┌──

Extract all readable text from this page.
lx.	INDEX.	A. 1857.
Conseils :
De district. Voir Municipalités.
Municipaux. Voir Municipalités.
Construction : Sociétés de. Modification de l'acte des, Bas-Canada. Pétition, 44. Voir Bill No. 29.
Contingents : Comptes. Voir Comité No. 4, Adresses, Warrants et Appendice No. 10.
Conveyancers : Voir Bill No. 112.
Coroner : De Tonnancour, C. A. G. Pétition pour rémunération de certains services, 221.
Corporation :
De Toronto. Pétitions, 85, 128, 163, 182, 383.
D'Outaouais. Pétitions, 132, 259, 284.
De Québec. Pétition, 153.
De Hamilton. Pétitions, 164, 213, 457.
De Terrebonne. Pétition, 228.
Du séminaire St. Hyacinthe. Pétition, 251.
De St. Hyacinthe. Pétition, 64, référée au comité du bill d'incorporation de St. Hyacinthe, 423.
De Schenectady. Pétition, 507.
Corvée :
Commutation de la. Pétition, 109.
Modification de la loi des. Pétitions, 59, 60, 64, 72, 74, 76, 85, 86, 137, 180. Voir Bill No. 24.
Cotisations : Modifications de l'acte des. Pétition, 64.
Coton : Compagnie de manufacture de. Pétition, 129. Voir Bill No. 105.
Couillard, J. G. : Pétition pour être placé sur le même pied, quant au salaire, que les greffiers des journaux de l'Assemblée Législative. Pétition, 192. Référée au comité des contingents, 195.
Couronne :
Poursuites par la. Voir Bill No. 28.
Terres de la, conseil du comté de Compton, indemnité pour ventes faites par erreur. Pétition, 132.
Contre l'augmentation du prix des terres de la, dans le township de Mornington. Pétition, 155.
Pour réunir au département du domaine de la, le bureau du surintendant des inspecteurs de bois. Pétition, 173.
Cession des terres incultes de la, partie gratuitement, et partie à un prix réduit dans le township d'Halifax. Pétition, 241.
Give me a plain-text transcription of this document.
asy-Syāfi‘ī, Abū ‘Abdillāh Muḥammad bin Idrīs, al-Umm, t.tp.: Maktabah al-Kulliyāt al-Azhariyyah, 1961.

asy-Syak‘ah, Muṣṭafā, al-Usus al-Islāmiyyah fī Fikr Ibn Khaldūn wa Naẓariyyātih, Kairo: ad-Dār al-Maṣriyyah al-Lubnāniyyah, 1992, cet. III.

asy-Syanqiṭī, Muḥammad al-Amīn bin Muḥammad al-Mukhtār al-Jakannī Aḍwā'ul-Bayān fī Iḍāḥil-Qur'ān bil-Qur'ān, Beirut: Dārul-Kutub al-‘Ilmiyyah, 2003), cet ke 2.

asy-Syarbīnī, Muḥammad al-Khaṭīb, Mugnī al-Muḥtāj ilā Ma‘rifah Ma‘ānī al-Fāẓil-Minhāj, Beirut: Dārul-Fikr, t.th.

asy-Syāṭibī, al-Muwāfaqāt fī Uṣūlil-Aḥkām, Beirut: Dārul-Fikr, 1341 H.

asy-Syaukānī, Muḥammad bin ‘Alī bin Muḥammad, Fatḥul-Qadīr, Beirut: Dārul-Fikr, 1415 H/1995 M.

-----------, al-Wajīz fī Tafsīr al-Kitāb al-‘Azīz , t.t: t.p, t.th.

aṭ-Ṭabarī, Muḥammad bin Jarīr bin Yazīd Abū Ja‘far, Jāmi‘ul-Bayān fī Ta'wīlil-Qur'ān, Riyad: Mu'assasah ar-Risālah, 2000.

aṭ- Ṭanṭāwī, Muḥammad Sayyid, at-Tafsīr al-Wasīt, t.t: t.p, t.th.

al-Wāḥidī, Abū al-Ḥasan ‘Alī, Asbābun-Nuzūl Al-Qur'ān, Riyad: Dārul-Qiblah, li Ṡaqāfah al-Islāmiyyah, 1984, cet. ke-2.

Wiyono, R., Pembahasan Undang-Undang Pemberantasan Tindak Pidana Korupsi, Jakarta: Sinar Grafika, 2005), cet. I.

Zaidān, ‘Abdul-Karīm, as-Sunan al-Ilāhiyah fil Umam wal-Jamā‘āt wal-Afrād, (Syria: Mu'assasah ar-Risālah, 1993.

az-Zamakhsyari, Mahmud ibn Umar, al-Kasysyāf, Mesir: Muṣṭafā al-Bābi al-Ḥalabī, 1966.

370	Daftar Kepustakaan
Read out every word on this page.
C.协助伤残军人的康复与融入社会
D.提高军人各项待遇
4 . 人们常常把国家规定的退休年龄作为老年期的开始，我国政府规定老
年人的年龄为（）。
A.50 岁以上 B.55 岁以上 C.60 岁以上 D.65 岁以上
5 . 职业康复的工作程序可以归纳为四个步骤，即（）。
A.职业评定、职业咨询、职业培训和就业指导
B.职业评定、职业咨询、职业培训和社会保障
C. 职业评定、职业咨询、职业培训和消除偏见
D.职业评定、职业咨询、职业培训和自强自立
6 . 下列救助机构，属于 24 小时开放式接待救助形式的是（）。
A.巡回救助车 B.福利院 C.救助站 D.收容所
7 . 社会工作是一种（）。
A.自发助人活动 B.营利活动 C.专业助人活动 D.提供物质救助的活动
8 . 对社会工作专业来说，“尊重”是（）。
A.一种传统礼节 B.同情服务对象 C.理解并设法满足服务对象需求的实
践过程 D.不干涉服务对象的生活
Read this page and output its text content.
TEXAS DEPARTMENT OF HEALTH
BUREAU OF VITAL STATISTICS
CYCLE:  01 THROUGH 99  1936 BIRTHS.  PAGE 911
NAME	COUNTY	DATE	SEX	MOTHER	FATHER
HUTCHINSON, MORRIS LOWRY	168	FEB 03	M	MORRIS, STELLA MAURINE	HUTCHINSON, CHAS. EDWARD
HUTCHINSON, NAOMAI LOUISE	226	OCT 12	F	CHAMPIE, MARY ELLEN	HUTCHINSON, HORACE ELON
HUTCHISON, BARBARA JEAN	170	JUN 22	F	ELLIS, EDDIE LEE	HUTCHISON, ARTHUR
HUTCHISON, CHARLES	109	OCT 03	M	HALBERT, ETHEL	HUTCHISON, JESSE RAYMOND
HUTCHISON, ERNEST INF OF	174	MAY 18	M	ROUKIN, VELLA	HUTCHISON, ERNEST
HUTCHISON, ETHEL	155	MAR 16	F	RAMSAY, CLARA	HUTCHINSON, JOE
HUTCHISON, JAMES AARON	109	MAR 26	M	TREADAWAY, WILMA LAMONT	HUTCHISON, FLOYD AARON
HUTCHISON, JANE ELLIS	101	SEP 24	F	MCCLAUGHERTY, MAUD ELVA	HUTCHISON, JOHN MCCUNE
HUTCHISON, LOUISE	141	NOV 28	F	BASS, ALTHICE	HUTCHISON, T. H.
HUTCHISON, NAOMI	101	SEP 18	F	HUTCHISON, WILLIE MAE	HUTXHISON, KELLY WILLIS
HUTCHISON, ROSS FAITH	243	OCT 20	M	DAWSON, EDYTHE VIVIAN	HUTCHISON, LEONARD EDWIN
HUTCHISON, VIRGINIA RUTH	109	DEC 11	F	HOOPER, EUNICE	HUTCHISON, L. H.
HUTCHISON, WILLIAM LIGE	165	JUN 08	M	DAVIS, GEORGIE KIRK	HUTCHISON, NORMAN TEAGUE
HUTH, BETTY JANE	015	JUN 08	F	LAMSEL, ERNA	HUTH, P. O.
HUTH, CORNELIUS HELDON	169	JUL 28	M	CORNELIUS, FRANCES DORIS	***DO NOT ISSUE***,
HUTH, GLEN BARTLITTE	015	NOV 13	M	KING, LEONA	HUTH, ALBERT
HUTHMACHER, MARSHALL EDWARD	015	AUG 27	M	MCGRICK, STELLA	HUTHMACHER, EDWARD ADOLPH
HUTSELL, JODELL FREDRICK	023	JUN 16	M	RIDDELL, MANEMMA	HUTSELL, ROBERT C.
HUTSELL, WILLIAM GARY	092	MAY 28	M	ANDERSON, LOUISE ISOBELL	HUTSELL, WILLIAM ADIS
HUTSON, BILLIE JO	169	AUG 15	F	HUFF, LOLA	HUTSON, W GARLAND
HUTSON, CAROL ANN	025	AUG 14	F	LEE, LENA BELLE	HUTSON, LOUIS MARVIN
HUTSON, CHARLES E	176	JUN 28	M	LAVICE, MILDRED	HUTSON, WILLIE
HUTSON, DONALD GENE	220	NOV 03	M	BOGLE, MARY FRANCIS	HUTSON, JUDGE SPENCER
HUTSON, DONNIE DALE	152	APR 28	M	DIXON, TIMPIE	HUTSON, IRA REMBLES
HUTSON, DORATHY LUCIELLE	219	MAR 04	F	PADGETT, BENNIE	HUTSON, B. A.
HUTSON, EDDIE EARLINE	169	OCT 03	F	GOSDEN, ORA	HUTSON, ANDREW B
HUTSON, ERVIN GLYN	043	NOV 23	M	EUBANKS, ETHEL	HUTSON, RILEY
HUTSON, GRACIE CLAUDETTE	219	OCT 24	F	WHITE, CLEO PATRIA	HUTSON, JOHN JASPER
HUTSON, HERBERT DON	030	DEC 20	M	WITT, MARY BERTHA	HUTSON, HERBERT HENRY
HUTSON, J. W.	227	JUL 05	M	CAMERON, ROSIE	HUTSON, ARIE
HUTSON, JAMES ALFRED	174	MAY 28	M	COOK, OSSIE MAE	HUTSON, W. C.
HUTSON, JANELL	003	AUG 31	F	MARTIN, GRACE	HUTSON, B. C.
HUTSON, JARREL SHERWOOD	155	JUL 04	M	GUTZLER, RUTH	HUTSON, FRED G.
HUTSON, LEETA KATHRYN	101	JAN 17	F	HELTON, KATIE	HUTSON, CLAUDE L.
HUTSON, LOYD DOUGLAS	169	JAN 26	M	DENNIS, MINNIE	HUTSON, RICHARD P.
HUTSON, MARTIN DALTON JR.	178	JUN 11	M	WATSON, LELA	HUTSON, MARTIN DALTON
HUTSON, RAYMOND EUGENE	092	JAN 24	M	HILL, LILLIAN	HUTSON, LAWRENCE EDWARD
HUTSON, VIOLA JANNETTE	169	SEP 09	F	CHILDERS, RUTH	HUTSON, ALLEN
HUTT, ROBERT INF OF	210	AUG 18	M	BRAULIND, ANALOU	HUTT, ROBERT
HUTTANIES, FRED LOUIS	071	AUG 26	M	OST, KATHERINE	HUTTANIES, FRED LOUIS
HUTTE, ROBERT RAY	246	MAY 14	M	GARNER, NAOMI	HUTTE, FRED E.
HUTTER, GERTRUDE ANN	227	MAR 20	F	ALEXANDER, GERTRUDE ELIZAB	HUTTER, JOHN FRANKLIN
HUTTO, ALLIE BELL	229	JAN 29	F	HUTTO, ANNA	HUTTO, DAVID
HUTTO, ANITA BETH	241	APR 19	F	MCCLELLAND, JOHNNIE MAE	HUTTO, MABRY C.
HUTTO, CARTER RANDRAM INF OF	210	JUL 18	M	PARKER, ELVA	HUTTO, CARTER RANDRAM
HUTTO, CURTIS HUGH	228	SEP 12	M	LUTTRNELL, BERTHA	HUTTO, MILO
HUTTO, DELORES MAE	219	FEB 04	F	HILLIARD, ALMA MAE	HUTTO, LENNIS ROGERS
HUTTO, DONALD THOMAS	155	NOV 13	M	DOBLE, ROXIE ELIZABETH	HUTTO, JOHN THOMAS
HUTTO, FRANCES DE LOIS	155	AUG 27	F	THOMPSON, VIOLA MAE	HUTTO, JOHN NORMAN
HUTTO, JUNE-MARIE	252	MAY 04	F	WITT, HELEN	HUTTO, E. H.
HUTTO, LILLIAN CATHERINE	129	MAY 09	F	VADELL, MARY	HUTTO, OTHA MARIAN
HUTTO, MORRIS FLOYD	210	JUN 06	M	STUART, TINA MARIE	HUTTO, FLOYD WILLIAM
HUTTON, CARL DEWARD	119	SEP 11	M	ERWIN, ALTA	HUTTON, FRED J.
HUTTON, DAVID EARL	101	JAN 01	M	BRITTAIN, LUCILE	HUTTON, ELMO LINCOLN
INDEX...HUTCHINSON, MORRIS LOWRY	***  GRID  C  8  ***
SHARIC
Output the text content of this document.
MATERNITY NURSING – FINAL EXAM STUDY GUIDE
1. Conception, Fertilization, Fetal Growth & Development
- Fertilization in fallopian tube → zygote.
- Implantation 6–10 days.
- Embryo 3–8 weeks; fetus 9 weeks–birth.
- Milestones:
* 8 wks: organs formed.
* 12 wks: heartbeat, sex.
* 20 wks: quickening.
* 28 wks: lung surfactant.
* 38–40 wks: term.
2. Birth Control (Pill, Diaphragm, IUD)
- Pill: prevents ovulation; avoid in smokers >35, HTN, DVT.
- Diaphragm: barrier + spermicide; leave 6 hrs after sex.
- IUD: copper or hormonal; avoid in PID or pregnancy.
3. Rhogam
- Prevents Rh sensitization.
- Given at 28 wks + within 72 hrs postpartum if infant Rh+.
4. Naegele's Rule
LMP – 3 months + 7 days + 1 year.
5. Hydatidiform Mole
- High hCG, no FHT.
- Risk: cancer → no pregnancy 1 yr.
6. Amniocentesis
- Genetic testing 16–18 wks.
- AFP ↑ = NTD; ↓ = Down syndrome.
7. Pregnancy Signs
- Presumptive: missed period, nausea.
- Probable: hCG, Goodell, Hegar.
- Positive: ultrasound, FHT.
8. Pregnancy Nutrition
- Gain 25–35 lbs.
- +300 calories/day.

└──

Using the records above, copy every line that has the word "Muḥammad" in it.

asy-Syāfi‘ī, Abū ‘Abdillāh Muḥammad bin Idrīs, al-Umm, t.tp.: Maktabah al-Kulliyāt al-Azhariyyah, 1961.
asy-Syanqiṭī, Muḥammad al-Amīn bin Muḥammad al-Mukhtār al-Jakannī Aḍwā'ul-Bayān fī Iḍāḥil-Qur'ān bil-Qur'ān, Beirut: Dārul-Kutub al-‘Ilmiyyah, 2003), cet ke 2.
asy-Syarbīnī, Muḥammad al-Khaṭīb, Mugnī al-Muḥtāj ilā Ma‘rifah Ma‘ānī al-Fāẓil-Minhāj, Beirut: Dārul-Fikr, t.th.
asy-Syaukānī, Muḥammad bin ‘Alī bin Muḥammad, Fatḥul-Qadīr, Beirut: Dārul-Fikr, 1415 H/1995 M.
aṭ-Ṭabarī, Muḥammad bin Jarīr bin Yazīd Abū Ja‘far, Jāmi‘ul-Bayān fī Ta'wīlil-Qur'ān, Riyad: Mu'assasah ar-Risālah, 2000.
aṭ- Ṭanṭāwī, Muḥammad Sayyid, at-Tafsīr al-Wasīt, t.t: t.p, t.th.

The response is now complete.